> _TASK INPUT_:

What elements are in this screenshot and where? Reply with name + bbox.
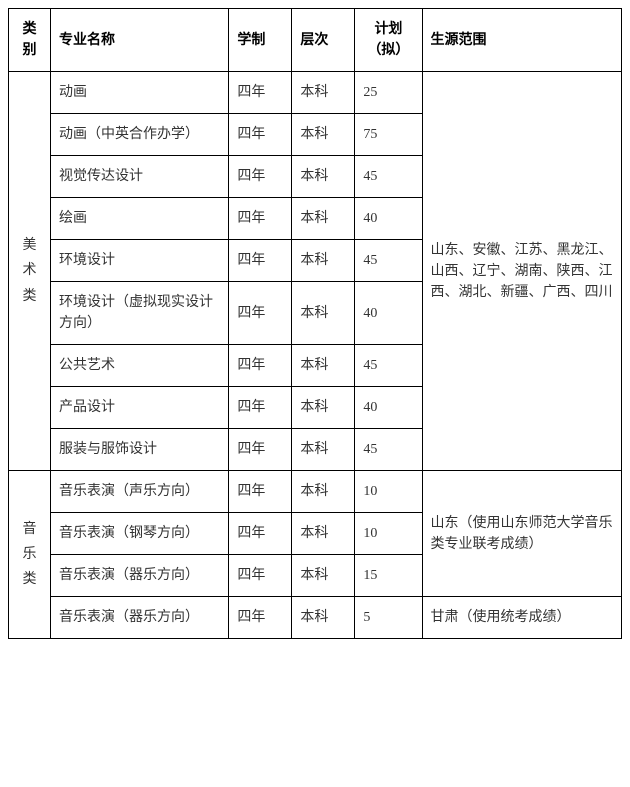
cell-major: 绘画 — [50, 198, 228, 240]
cell-major: 音乐表演（钢琴方向） — [50, 513, 228, 555]
header-plan: 计划（拟） — [355, 9, 422, 72]
cell-level: 本科 — [292, 198, 355, 240]
cell-major: 环境设计 — [50, 240, 228, 282]
cell-duration: 四年 — [229, 555, 292, 597]
cell-plan: 75 — [355, 114, 422, 156]
header-scope: 生源范围 — [422, 9, 621, 72]
cell-duration: 四年 — [229, 72, 292, 114]
cell-duration: 四年 — [229, 513, 292, 555]
scope-cell-music-shandong: 山东（使用山东师范大学音乐类专业联考成绩） — [422, 471, 621, 597]
cell-plan: 45 — [355, 429, 422, 471]
header-category: 类别 — [9, 9, 51, 72]
cell-duration: 四年 — [229, 156, 292, 198]
cell-major: 公共艺术 — [50, 345, 228, 387]
cell-level: 本科 — [292, 513, 355, 555]
cell-level: 本科 — [292, 240, 355, 282]
cell-level: 本科 — [292, 156, 355, 198]
cell-duration: 四年 — [229, 345, 292, 387]
table-row: 音乐表演（器乐方向） 四年 本科 5 甘肃（使用统考成绩） — [9, 597, 622, 639]
cell-plan: 40 — [355, 282, 422, 345]
cell-plan: 5 — [355, 597, 422, 639]
cell-major: 音乐表演（声乐方向） — [50, 471, 228, 513]
admissions-table: 类别 专业名称 学制 层次 计划（拟） 生源范围 美 术 类 动画 四年 本科 … — [8, 8, 622, 639]
category-cell-music: 音 乐 类 — [9, 471, 51, 639]
cell-major: 动画（中英合作办学） — [50, 114, 228, 156]
category-cell-art: 美 术 类 — [9, 72, 51, 471]
cell-major: 音乐表演（器乐方向） — [50, 555, 228, 597]
cell-major: 服装与服饰设计 — [50, 429, 228, 471]
cell-duration: 四年 — [229, 471, 292, 513]
cell-plan: 45 — [355, 156, 422, 198]
cell-level: 本科 — [292, 429, 355, 471]
cell-plan: 45 — [355, 345, 422, 387]
cell-plan: 45 — [355, 240, 422, 282]
cell-plan: 40 — [355, 198, 422, 240]
cell-duration: 四年 — [229, 114, 292, 156]
scope-cell-art: 山东、安徽、江苏、黑龙江、山西、辽宁、湖南、陕西、江西、湖北、新疆、广西、四川 — [422, 72, 621, 471]
header-row: 类别 专业名称 学制 层次 计划（拟） 生源范围 — [9, 9, 622, 72]
cell-duration: 四年 — [229, 198, 292, 240]
cell-plan: 40 — [355, 387, 422, 429]
cell-duration: 四年 — [229, 597, 292, 639]
table-row: 音 乐 类 音乐表演（声乐方向） 四年 本科 10 山东（使用山东师范大学音乐类… — [9, 471, 622, 513]
cell-plan: 10 — [355, 471, 422, 513]
cell-level: 本科 — [292, 72, 355, 114]
cell-level: 本科 — [292, 555, 355, 597]
table-row: 美 术 类 动画 四年 本科 25 山东、安徽、江苏、黑龙江、山西、辽宁、湖南、… — [9, 72, 622, 114]
cell-major: 产品设计 — [50, 387, 228, 429]
scope-cell-music-gansu: 甘肃（使用统考成绩） — [422, 597, 621, 639]
cell-level: 本科 — [292, 345, 355, 387]
cell-level: 本科 — [292, 114, 355, 156]
cell-duration: 四年 — [229, 282, 292, 345]
header-duration: 学制 — [229, 9, 292, 72]
cell-major: 动画 — [50, 72, 228, 114]
cell-plan: 10 — [355, 513, 422, 555]
cell-major: 音乐表演（器乐方向） — [50, 597, 228, 639]
cell-level: 本科 — [292, 597, 355, 639]
cell-level: 本科 — [292, 387, 355, 429]
cell-level: 本科 — [292, 471, 355, 513]
cell-duration: 四年 — [229, 387, 292, 429]
cell-major: 视觉传达设计 — [50, 156, 228, 198]
header-level: 层次 — [292, 9, 355, 72]
cell-duration: 四年 — [229, 429, 292, 471]
cell-plan: 15 — [355, 555, 422, 597]
cell-plan: 25 — [355, 72, 422, 114]
cell-level: 本科 — [292, 282, 355, 345]
cell-major: 环境设计（虚拟现实设计方向） — [50, 282, 228, 345]
header-major: 专业名称 — [50, 9, 228, 72]
table-body: 美 术 类 动画 四年 本科 25 山东、安徽、江苏、黑龙江、山西、辽宁、湖南、… — [9, 72, 622, 639]
cell-duration: 四年 — [229, 240, 292, 282]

> _WRITTEN PROBLEM_:
Please format every line of the records above as a JSON list of strings, one string per line, with blank lines skipped and the pictures left out.

> _THE SOLUTION_:
[
  "What elements are in this screenshot and where? Reply with name + bbox.",
  "cell-major: 绘画 — [50, 198, 228, 240]",
  "cell-major: 音乐表演（钢琴方向） — [50, 513, 228, 555]",
  "header-plan: 计划（拟） — [355, 9, 422, 72]",
  "cell-level: 本科 — [292, 198, 355, 240]",
  "cell-major: 环境设计 — [50, 240, 228, 282]",
  "cell-duration: 四年 — [229, 555, 292, 597]",
  "cell-plan: 75 — [355, 114, 422, 156]",
  "header-scope: 生源范围 — [422, 9, 621, 72]",
  "cell-duration: 四年 — [229, 72, 292, 114]",
  "cell-duration: 四年 — [229, 513, 292, 555]",
  "scope-cell-music-shandong: 山东（使用山东师范大学音乐类专业联考成绩） — [422, 471, 621, 597]",
  "cell-plan: 45 — [355, 429, 422, 471]",
  "header-category: 类别 — [9, 9, 51, 72]",
  "cell-duration: 四年 — [229, 156, 292, 198]",
  "cell-major: 公共艺术 — [50, 345, 228, 387]",
  "cell-level: 本科 — [292, 513, 355, 555]",
  "cell-level: 本科 — [292, 240, 355, 282]",
  "cell-level: 本科 — [292, 156, 355, 198]",
  "cell-duration: 四年 — [229, 345, 292, 387]",
  "table-row: 音乐表演（器乐方向） 四年 本科 5 甘肃（使用统考成绩） — [9, 597, 622, 639]",
  "cell-plan: 40 — [355, 282, 422, 345]",
  "cell-plan: 5 — [355, 597, 422, 639]",
  "cell-major: 音乐表演（声乐方向） — [50, 471, 228, 513]",
  "admissions-table: 类别 专业名称 学制 层次 计划（拟） 生源范围 美 术 类 动画 四年 本科 … — [8, 8, 622, 639]",
  "category-cell-music: 音 乐 类 — [9, 471, 51, 639]",
  "cell-major: 动画（中英合作办学） — [50, 114, 228, 156]",
  "category-cell-art: 美 术 类 — [9, 72, 51, 471]",
  "cell-major: 音乐表演（器乐方向） — [50, 555, 228, 597]",
  "cell-major: 服装与服饰设计 — [50, 429, 228, 471]",
  "cell-duration: 四年 — [229, 471, 292, 513]",
  "cell-plan: 45 — [355, 156, 422, 198]",
  "cell-level: 本科 — [292, 429, 355, 471]",
  "cell-plan: 45 — [355, 345, 422, 387]",
  "cell-plan: 45 — [355, 240, 422, 282]",
  "cell-plan: 40 — [355, 198, 422, 240]",
  "cell-duration: 四年 — [229, 114, 292, 156]",
  "scope-cell-art: 山东、安徽、江苏、黑龙江、山西、辽宁、湖南、陕西、江西、湖北、新疆、广西、四川 — [422, 72, 621, 471]",
  "header-row: 类别 专业名称 学制 层次 计划（拟） 生源范围 — [9, 9, 622, 72]",
  "cell-duration: 四年 — [229, 198, 292, 240]",
  "cell-plan: 40 — [355, 387, 422, 429]",
  "cell-duration: 四年 — [229, 597, 292, 639]",
  "table-row: 音 乐 类 音乐表演（声乐方向） 四年 本科 10 山东（使用山东师范大学音乐类… — [9, 471, 622, 513]",
  "cell-plan: 10 — [355, 471, 422, 513]",
  "cell-level: 本科 — [292, 72, 355, 114]",
  "cell-level: 本科 — [292, 555, 355, 597]",
  "table-row: 美 术 类 动画 四年 本科 25 山东、安徽、江苏、黑龙江、山西、辽宁、湖南、… — [9, 72, 622, 114]",
  "cell-major: 产品设计 — [50, 387, 228, 429]",
  "scope-cell-music-gansu: 甘肃（使用统考成绩） — [422, 597, 621, 639]",
  "cell-level: 本科 — [292, 345, 355, 387]",
  "cell-level: 本科 — [292, 114, 355, 156]",
  "cell-duration: 四年 — [229, 282, 292, 345]",
  "header-duration: 学制 — [229, 9, 292, 72]",
  "cell-major: 动画 — [50, 72, 228, 114]",
  "cell-plan: 10 — [355, 513, 422, 555]",
  "cell-major: 音乐表演（器乐方向） — [50, 597, 228, 639]",
  "cell-level: 本科 — [292, 597, 355, 639]",
  "cell-level: 本科 — [292, 387, 355, 429]",
  "cell-level: 本科 — [292, 471, 355, 513]",
  "cell-duration: 四年 — [229, 387, 292, 429]",
  "cell-major: 视觉传达设计 — [50, 156, 228, 198]",
  "header-level: 层次 — [292, 9, 355, 72]",
  "cell-duration: 四年 — [229, 429, 292, 471]",
  "cell-plan: 15 — [355, 555, 422, 597]",
  "cell-plan: 25 — [355, 72, 422, 114]",
  "cell-level: 本科 — [292, 282, 355, 345]",
  "cell-major: 环境设计（虚拟现实设计方向） — [50, 282, 228, 345]",
  "header-major: 专业名称 — [50, 9, 228, 72]",
  "table-body: 美 术 类 动画 四年 本科 25 山东、安徽、江苏、黑龙江、山西、辽宁、湖南、… — [9, 72, 622, 639]",
  "cell-duration: 四年 — [229, 240, 292, 282]"
]